▸ Exercise directions
Please restate the following records word for word.

[Dataset items]
◆ ◆ ◆ ◆ ◆ ◆ ◆
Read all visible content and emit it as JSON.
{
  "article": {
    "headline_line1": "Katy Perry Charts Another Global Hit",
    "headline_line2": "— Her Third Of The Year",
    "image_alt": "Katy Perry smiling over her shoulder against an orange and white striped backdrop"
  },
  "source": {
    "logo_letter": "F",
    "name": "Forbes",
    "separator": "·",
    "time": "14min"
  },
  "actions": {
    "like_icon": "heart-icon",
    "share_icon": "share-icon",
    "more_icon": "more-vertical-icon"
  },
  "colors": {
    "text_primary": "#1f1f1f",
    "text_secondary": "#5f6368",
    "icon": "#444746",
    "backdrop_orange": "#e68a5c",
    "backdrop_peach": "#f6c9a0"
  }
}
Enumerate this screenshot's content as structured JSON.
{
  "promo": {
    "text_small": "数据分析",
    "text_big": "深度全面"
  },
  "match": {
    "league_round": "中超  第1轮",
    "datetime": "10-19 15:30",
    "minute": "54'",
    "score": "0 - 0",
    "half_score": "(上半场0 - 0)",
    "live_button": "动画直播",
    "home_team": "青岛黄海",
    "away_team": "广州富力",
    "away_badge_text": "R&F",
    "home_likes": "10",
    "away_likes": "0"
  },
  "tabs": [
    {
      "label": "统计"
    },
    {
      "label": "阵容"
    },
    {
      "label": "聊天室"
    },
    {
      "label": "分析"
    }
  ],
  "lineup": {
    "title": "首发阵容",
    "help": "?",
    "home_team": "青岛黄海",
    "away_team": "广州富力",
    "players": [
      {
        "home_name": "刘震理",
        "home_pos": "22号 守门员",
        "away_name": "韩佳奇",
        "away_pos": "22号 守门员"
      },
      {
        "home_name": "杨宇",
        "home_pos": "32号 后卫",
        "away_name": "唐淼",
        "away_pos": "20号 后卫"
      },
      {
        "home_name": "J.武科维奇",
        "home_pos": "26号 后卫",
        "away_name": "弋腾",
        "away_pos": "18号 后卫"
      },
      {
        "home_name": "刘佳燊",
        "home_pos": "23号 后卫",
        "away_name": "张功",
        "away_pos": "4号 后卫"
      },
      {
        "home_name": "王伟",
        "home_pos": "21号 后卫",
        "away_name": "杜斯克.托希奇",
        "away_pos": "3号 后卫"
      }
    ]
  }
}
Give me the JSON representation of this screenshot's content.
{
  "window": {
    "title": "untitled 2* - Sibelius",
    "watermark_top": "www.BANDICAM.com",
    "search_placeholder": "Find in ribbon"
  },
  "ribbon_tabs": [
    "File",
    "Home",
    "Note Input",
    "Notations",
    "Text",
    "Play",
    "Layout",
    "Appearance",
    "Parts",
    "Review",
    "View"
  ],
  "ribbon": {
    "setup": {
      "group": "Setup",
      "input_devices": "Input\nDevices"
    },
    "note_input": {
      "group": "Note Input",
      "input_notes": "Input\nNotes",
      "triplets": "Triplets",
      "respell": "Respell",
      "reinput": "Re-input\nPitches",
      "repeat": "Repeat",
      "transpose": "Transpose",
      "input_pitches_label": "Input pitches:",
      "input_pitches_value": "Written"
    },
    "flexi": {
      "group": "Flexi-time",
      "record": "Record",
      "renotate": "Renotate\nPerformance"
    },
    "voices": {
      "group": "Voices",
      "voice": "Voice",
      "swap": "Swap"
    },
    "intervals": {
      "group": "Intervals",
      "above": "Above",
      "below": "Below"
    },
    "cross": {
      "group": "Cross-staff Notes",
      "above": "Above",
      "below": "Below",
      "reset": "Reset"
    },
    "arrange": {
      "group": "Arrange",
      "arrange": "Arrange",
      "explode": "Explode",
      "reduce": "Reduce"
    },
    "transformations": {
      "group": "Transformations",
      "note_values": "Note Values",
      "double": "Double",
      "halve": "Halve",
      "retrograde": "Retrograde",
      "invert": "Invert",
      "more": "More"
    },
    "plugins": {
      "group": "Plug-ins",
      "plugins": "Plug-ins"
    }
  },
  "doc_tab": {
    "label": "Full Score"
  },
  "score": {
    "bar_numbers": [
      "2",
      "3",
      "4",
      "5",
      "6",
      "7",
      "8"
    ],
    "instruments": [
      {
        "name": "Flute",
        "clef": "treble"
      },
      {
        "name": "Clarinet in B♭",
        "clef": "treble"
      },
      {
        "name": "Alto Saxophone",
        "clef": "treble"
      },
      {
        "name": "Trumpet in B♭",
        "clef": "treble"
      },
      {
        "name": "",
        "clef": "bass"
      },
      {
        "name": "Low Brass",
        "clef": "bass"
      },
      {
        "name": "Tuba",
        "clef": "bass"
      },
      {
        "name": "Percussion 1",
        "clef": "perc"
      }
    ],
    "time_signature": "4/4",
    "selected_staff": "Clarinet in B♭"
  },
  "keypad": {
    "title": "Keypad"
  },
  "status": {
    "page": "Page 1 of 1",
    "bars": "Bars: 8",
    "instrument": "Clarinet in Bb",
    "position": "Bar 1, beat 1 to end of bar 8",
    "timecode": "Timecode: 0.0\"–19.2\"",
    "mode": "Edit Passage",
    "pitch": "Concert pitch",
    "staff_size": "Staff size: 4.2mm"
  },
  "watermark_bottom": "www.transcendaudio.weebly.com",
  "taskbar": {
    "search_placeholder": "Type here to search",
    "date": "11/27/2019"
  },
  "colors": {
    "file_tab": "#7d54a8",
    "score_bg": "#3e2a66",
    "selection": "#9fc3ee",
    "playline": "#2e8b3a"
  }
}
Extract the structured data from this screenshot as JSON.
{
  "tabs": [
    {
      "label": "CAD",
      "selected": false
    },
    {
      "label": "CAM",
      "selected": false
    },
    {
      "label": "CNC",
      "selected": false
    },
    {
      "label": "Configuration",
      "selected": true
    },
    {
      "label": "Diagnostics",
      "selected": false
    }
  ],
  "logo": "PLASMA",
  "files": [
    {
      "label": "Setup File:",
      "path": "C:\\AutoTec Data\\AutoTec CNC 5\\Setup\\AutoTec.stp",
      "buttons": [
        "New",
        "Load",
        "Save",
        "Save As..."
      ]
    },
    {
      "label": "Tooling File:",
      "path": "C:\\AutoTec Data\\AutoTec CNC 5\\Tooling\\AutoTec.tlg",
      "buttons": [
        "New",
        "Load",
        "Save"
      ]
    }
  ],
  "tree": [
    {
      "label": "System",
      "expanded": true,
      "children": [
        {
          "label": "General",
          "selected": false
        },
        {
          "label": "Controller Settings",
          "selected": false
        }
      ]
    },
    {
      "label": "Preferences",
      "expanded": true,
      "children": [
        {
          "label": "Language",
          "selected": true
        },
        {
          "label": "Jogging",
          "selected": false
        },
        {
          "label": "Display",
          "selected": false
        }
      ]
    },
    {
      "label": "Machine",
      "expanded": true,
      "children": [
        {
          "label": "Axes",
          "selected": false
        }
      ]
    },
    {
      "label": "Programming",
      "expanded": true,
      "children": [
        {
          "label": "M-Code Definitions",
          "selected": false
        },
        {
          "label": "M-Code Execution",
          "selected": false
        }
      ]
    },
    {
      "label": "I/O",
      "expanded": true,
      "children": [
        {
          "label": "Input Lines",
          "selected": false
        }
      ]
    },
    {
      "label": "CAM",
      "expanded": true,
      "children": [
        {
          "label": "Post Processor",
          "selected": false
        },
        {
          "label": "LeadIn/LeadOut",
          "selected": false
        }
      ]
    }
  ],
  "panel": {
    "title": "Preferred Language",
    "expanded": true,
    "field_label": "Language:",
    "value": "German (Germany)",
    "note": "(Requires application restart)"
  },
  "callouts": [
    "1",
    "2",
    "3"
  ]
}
◆ ◆ ◆ ◆ ◆ ◆ ◆
▸ Response to this exercise
Read all visible content and emit it as JSON.
{
  "article": {
    "headline_line1": "Katy Perry Charts Another Global Hit",
    "headline_line2": "— Her Third Of The Year",
    "image_alt": "Katy Perry smiling over her shoulder against an orange and white striped backdrop"
  },
  "source": {
    "logo_letter": "F",
    "name": "Forbes",
    "separator": "·",
    "time": "14min"
  },
  "actions": {
    "like_icon": "heart-icon",
    "share_icon": "share-icon",
    "more_icon": "more-vertical-icon"
  },
  "colors": {
    "text_primary": "#1f1f1f",
    "text_secondary": "#5f6368",
    "icon": "#444746",
    "backdrop_orange": "#e68a5c",
    "backdrop_peach": "#f6c9a0"
  }
}
Enumerate this screenshot's content as structured JSON.
{
  "promo": {
    "text_small": "数据分析",
    "text_big": "深度全面"
  },
  "match": {
    "league_round": "中超  第1轮",
    "datetime": "10-19 15:30",
    "minute": "54'",
    "score": "0 - 0",
    "half_score": "(上半场0 - 0)",
    "live_button": "动画直播",
    "home_team": "青岛黄海",
    "away_team": "广州富力",
    "away_badge_text": "R&F",
    "home_likes": "10",
    "away_likes": "0"
  },
  "tabs": [
    {
      "label": "统计"
    },
    {
      "label": "阵容"
    },
    {
      "label": "聊天室"
    },
    {
      "label": "分析"
    }
  ],
  "lineup": {
    "title": "首发阵容",
    "help": "?",
    "home_team": "青岛黄海",
    "away_team": "广州富力",
    "players": [
      {
        "home_name": "刘震理",
        "home_pos": "22号 守门员",
        "away_name": "韩佳奇",
        "away_pos": "22号 守门员"
      },
      {
        "home_name": "杨宇",
        "home_pos": "32号 后卫",
        "away_name": "唐淼",
        "away_pos": "20号 后卫"
      },
      {
        "home_name": "J.武科维奇",
        "home_pos": "26号 后卫",
        "away_name": "弋腾",
        "away_pos": "18号 后卫"
      },
      {
        "home_name": "刘佳燊",
        "home_pos": "23号 后卫",
        "away_name": "张功",
        "away_pos": "4号 后卫"
      },
      {
        "home_name": "王伟",
        "home_pos": "21号 后卫",
        "away_name": "杜斯克.托希奇",
        "away_pos": "3号 后卫"
      }
    ]
  }
}
Give me the JSON representation of this screenshot's content.
{
  "window": {
    "title": "untitled 2* - Sibelius",
    "watermark_top": "www.BANDICAM.com",
    "search_placeholder": "Find in ribbon"
  },
  "ribbon_tabs": [
    "File",
    "Home",
    "Note Input",
    "Notations",
    "Text",
    "Play",
    "Layout",
    "Appearance",
    "Parts",
    "Review",
    "View"
  ],
  "ribbon": {
    "setup": {
      "group": "Setup",
      "input_devices": "Input\nDevices"
    },
    "note_input": {
      "group": "Note Input",
      "input_notes": "Input\nNotes",
      "triplets": "Triplets",
      "respell": "Respell",
      "reinput": "Re-input\nPitches",
      "repeat": "Repeat",
      "transpose": "Transpose",
      "input_pitches_label": "Input pitches:",
      "input_pitches_value": "Written"
    },
    "flexi": {
      "group": "Flexi-time",
      "record": "Record",
      "renotate": "Renotate\nPerformance"
    },
    "voices": {
      "group": "Voices",
      "voice": "Voice",
      "swap": "Swap"
    },
    "intervals": {
      "group": "Intervals",
      "above": "Above",
      "below": "Below"
    },
    "cross": {
      "group": "Cross-staff Notes",
      "above": "Above",
      "below": "Below",
      "reset": "Reset"
    },
    "arrange": {
      "group": "Arrange",
      "arrange": "Arrange",
      "explode": "Explode",
      "reduce": "Reduce"
    },
    "transformations": {
      "group": "Transformations",
      "note_values": "Note Values",
      "double": "Double",
      "halve": "Halve",
      "retrograde": "Retrograde",
      "invert": "Invert",
      "more": "More"
    },
    "plugins": {
      "group": "Plug-ins",
      "plugins": "Plug-ins"
    }
  },
  "doc_tab": {
    "label": "Full Score"
  },
  "score": {
    "bar_numbers": [
      "2",
      "3",
      "4",
      "5",
      "6",
      "7",
      "8"
    ],
    "instruments": [
      {
        "name": "Flute",
        "clef": "treble"
      },
      {
        "name": "Clarinet in B♭",
        "clef": "treble"
      },
      {
        "name": "Alto Saxophone",
        "clef": "treble"
      },
      {
        "name": "Trumpet in B♭",
        "clef": "treble"
      },
      {
        "name": "",
        "clef": "bass"
      },
      {
        "name": "Low Brass",
        "clef": "bass"
      },
      {
        "name": "Tuba",
        "clef": "bass"
      },
      {
        "name": "Percussion 1",
        "clef": "perc"
      }
    ],
    "time_signature": "4/4",
    "selected_staff": "Clarinet in B♭"
  },
  "keypad": {
    "title": "Keypad"
  },
  "status": {
    "page": "Page 1 of 1",
    "bars": "Bars: 8",
    "instrument": "Clarinet in Bb",
    "position": "Bar 1, beat 1 to end of bar 8",
    "timecode": "Timecode: 0.0\"–19.2\"",
    "mode": "Edit Passage",
    "pitch": "Concert pitch",
    "staff_size": "Staff size: 4.2mm"
  },
  "watermark_bottom": "www.transcendaudio.weebly.com",
  "taskbar": {
    "search_placeholder": "Type here to search",
    "date": "11/27/2019"
  },
  "colors": {
    "file_tab": "#7d54a8",
    "score_bg": "#3e2a66",
    "selection": "#9fc3ee",
    "playline": "#2e8b3a"
  }
}
Extract the structured data from this screenshot as JSON.
{
  "tabs": [
    {
      "label": "CAD",
      "selected": false
    },
    {
      "label": "CAM",
      "selected": false
    },
    {
      "label": "CNC",
      "selected": false
    },
    {
      "label": "Configuration",
      "selected": true
    },
    {
      "label": "Diagnostics",
      "selected": false
    }
  ],
  "logo": "PLASMA",
  "files": [
    {
      "label": "Setup File:",
      "path": "C:\\AutoTec Data\\AutoTec CNC 5\\Setup\\AutoTec.stp",
      "buttons": [
        "New",
        "Load",
        "Save",
        "Save As..."
      ]
    },
    {
      "label": "Tooling File:",
      "path": "C:\\AutoTec Data\\AutoTec CNC 5\\Tooling\\AutoTec.tlg",
      "buttons": [
        "New",
        "Load",
        "Save"
      ]
    }
  ],
  "tree": [
    {
      "label": "System",
      "expanded": true,
      "children": [
        {
          "label": "General",
          "selected": false
        },
        {
          "label": "Controller Settings",
          "selected": false
        }
      ]
    },
    {
      "label": "Preferences",
      "expanded": true,
      "children": [
        {
          "label": "Language",
          "selected": true
        },
        {
          "label": "Jogging",
          "selected": false
        },
        {
          "label": "Display",
          "selected": false
        }
      ]
    },
    {
      "label": "Machine",
      "expanded": true,
      "children": [
        {
          "label": "Axes",
          "selected": false
        }
      ]
    },
    {
      "label": "Programming",
      "expanded": true,
      "children": [
        {
          "label": "M-Code Definitions",
          "selected": false
        },
        {
          "label": "M-Code Execution",
          "selected": false
        }
      ]
    },
    {
      "label": "I/O",
      "expanded": true,
      "children": [
        {
          "label": "Input Lines",
          "selected": false
        }
      ]
    },
    {
      "label": "CAM",
      "expanded": true,
      "children": [
        {
          "label": "Post Processor",
          "selected": false
        },
        {
          "label": "LeadIn/LeadOut",
          "selected": false
        }
      ]
    }
  ],
  "panel": {
    "title": "Preferred Language",
    "expanded": true,
    "field_label": "Language:",
    "value": "German (Germany)",
    "note": "(Requires application restart)"
  },
  "callouts": [
    "1",
    "2",
    "3"
  ]
}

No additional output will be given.